** OBJECTIVE **
Search the material below for the word "Pruebas" and copy every line in which it occurs.

** WORKING DATA **
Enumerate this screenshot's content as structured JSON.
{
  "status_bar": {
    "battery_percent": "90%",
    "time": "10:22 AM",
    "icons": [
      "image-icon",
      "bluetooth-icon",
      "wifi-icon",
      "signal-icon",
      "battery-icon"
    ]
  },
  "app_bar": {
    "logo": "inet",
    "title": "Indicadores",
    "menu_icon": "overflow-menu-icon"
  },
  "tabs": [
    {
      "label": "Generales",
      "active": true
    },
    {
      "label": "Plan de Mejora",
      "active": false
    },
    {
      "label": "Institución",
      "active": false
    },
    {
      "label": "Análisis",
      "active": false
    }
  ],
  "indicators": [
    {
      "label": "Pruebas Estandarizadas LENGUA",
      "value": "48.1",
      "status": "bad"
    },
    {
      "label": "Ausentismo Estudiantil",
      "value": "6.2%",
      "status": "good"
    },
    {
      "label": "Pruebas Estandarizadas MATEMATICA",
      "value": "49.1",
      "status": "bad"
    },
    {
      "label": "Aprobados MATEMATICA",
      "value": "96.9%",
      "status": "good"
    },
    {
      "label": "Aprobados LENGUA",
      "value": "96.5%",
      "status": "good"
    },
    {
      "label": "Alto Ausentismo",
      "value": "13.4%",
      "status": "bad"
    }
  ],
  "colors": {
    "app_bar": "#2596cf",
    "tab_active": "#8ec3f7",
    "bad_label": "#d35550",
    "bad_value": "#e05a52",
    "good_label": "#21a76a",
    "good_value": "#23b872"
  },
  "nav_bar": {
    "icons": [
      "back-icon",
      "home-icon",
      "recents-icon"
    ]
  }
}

** EXERCISE RESULT **
      "label": "Pruebas Estandarizadas LENGUA",
      "label": "Pruebas Estandarizadas MATEMATICA",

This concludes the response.